PASSAGE TO READ >>
===

Whoever I fall in love with, it will be someone who doesn't get excited about yogurt.

To answer your question about yogurt ads, Kara, I have two theories:
1) Yogurt contains acidophilus, a good bacteria that counteracts with the bad bacteria that make stinky farts. And we all know farting isn't very ladylike. In some states, women have gone to jail for farting. Men on the other hand get a tremendous thrill from farting and laughing at the reactions of everyone repulsed by them.

===

SOURCE INFORMATION >>
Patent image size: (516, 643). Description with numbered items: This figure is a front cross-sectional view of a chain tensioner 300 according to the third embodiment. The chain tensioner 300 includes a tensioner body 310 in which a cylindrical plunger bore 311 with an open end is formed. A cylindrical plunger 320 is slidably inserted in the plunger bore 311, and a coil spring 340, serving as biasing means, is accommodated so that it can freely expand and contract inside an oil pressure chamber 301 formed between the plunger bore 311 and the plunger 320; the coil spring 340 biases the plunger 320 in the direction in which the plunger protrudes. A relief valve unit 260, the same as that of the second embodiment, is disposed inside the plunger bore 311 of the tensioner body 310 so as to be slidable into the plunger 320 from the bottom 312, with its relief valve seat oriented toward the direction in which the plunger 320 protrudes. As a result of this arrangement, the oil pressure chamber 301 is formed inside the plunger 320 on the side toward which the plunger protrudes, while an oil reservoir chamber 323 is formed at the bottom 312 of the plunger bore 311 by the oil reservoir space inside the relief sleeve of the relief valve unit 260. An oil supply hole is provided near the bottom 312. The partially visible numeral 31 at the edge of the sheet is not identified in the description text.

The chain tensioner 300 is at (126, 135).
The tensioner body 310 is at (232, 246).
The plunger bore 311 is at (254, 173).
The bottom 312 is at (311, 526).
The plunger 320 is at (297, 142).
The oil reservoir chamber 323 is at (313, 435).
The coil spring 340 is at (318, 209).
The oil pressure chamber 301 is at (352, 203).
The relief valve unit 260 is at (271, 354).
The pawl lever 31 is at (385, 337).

===

THE TASK >> Finish out the passage about yogurt ads, picking up right after its last sentence.

WRITTEN RESPONSE >>
2) Really, I think most of the ads I see for something sweet feature a woman eating the sweet instead of a man. Eating dessert somehow comes across as being a much more sensual activity when a woman is doing it, thus making the dessert more appealing. Personally, I'd rather just see the dessert itself, without some obnoxious bitch eating it.